Each of the entries should be retyped precisely as it appears.

[Raw records]
-- begin --

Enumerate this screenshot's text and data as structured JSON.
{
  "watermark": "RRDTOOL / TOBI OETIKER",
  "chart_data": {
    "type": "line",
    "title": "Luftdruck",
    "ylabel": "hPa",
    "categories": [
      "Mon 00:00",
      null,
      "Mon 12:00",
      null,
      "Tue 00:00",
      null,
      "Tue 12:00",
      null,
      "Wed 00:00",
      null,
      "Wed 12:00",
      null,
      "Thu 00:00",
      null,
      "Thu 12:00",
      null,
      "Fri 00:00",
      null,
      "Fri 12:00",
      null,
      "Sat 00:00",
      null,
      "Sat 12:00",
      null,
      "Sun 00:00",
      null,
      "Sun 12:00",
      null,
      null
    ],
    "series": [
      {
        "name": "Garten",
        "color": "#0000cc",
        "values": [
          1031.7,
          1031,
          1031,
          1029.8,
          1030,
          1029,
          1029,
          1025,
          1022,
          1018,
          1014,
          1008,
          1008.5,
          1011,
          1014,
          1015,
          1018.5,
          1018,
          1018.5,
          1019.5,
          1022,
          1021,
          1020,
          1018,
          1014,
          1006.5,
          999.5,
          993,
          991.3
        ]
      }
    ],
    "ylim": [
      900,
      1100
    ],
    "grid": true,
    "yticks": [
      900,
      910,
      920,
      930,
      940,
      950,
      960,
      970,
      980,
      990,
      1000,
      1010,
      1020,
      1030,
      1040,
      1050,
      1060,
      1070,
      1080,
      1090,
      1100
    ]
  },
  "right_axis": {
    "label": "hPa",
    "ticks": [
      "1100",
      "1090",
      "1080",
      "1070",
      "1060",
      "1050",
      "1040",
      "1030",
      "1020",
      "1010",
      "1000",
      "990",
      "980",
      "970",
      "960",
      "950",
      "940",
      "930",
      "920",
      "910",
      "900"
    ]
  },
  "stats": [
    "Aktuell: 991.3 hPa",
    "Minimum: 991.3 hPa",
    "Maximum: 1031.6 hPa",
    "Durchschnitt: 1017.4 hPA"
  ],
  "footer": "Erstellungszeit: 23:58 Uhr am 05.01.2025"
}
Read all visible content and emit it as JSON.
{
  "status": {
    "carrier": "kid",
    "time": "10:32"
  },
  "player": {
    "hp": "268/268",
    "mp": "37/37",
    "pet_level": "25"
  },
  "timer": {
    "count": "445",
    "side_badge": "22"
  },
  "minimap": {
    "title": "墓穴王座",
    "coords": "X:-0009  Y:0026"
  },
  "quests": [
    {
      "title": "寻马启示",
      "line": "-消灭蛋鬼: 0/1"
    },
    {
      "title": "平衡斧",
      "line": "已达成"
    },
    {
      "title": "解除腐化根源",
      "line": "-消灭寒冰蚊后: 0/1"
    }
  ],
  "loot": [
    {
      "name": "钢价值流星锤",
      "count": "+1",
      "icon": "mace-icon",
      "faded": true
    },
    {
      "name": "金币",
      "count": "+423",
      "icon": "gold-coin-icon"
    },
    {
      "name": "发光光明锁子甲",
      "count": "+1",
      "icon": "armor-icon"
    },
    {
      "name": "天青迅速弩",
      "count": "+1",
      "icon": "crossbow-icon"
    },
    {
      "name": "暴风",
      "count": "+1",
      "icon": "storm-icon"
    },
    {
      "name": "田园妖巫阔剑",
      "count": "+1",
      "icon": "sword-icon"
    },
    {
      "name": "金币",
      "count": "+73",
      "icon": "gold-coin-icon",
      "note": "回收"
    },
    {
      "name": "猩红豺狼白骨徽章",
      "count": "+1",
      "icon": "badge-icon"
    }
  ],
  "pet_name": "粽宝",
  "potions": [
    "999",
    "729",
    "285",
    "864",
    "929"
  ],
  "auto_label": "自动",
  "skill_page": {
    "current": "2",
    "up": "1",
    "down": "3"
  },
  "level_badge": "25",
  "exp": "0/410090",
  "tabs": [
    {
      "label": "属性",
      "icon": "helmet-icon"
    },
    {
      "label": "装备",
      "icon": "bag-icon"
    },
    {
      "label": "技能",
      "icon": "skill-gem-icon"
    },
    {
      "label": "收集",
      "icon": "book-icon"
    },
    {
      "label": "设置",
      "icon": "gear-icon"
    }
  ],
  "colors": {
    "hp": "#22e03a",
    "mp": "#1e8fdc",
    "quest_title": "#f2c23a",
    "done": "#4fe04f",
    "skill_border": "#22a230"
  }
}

-- end --

• CORRECT OUTPUT
Enumerate this screenshot's text and data as structured JSON.
{
  "watermark": "RRDTOOL / TOBI OETIKER",
  "chart_data": {
    "type": "line",
    "title": "Luftdruck",
    "ylabel": "hPa",
    "categories": [
      "Mon 00:00",
      null,
      "Mon 12:00",
      null,
      "Tue 00:00",
      null,
      "Tue 12:00",
      null,
      "Wed 00:00",
      null,
      "Wed 12:00",
      null,
      "Thu 00:00",
      null,
      "Thu 12:00",
      null,
      "Fri 00:00",
      null,
      "Fri 12:00",
      null,
      "Sat 00:00",
      null,
      "Sat 12:00",
      null,
      "Sun 00:00",
      null,
      "Sun 12:00",
      null,
      null
    ],
    "series": [
      {
        "name": "Garten",
        "color": "#0000cc",
        "values": [
          1031.7,
          1031,
          1031,
          1029.8,
          1030,
          1029,
          1029,
          1025,
          1022,
          1018,
          1014,
          1008,
          1008.5,
          1011,
          1014,
          1015,
          1018.5,
          1018,
          1018.5,
          1019.5,
          1022,
          1021,
          1020,
          1018,
          1014,
          1006.5,
          999.5,
          993,
          991.3
        ]
      }
    ],
    "ylim": [
      900,
      1100
    ],
    "grid": true,
    "yticks": [
      900,
      910,
      920,
      930,
      940,
      950,
      960,
      970,
      980,
      990,
      1000,
      1010,
      1020,
      1030,
      1040,
      1050,
      1060,
      1070,
      1080,
      1090,
      1100
    ]
  },
  "right_axis": {
    "label": "hPa",
    "ticks": [
      "1100",
      "1090",
      "1080",
      "1070",
      "1060",
      "1050",
      "1040",
      "1030",
      "1020",
      "1010",
      "1000",
      "990",
      "980",
      "970",
      "960",
      "950",
      "940",
      "930",
      "920",
      "910",
      "900"
    ]
  },
  "stats": [
    "Aktuell: 991.3 hPa",
    "Minimum: 991.3 hPa",
    "Maximum: 1031.6 hPa",
    "Durchschnitt: 1017.4 hPA"
  ],
  "footer": "Erstellungszeit: 23:58 Uhr am 05.01.2025"
}
Read all visible content and emit it as JSON.
{
  "status": {
    "carrier": "kid",
    "time": "10:32"
  },
  "player": {
    "hp": "268/268",
    "mp": "37/37",
    "pet_level": "25"
  },
  "timer": {
    "count": "445",
    "side_badge": "22"
  },
  "minimap": {
    "title": "墓穴王座",
    "coords": "X:-0009  Y:0026"
  },
  "quests": [
    {
      "title": "寻马启示",
      "line": "-消灭蛋鬼: 0/1"
    },
    {
      "title": "平衡斧",
      "line": "已达成"
    },
    {
      "title": "解除腐化根源",
      "line": "-消灭寒冰蚊后: 0/1"
    }
  ],
  "loot": [
    {
      "name": "钢价值流星锤",
      "count": "+1",
      "icon": "mace-icon",
      "faded": true
    },
    {
      "name": "金币",
      "count": "+423",
      "icon": "gold-coin-icon"
    },
    {
      "name": "发光光明锁子甲",
      "count": "+1",
      "icon": "armor-icon"
    },
    {
      "name": "天青迅速弩",
      "count": "+1",
      "icon": "crossbow-icon"
    },
    {
      "name": "暴风",
      "count": "+1",
      "icon": "storm-icon"
    },
    {
      "name": "田园妖巫阔剑",
      "count": "+1",
      "icon": "sword-icon"
    },
    {
      "name": "金币",
      "count": "+73",
      "icon": "gold-coin-icon",
      "note": "回收"
    },
    {
      "name": "猩红豺狼白骨徽章",
      "count": "+1",
      "icon": "badge-icon"
    }
  ],
  "pet_name": "粽宝",
  "potions": [
    "999",
    "729",
    "285",
    "864",
    "929"
  ],
  "auto_label": "自动",
  "skill_page": {
    "current": "2",
    "up": "1",
    "down": "3"
  },
  "level_badge": "25",
  "exp": "0/410090",
  "tabs": [
    {
      "label": "属性",
      "icon": "helmet-icon"
    },
    {
      "label": "装备",
      "icon": "bag-icon"
    },
    {
      "label": "技能",
      "icon": "skill-gem-icon"
    },
    {
      "label": "收集",
      "icon": "book-icon"
    },
    {
      "label": "设置",
      "icon": "gear-icon"
    }
  ],
  "colors": {
    "hp": "#22e03a",
    "mp": "#1e8fdc",
    "quest_title": "#f2c23a",
    "done": "#4fe04f",
    "skill_border": "#22a230"
  }
}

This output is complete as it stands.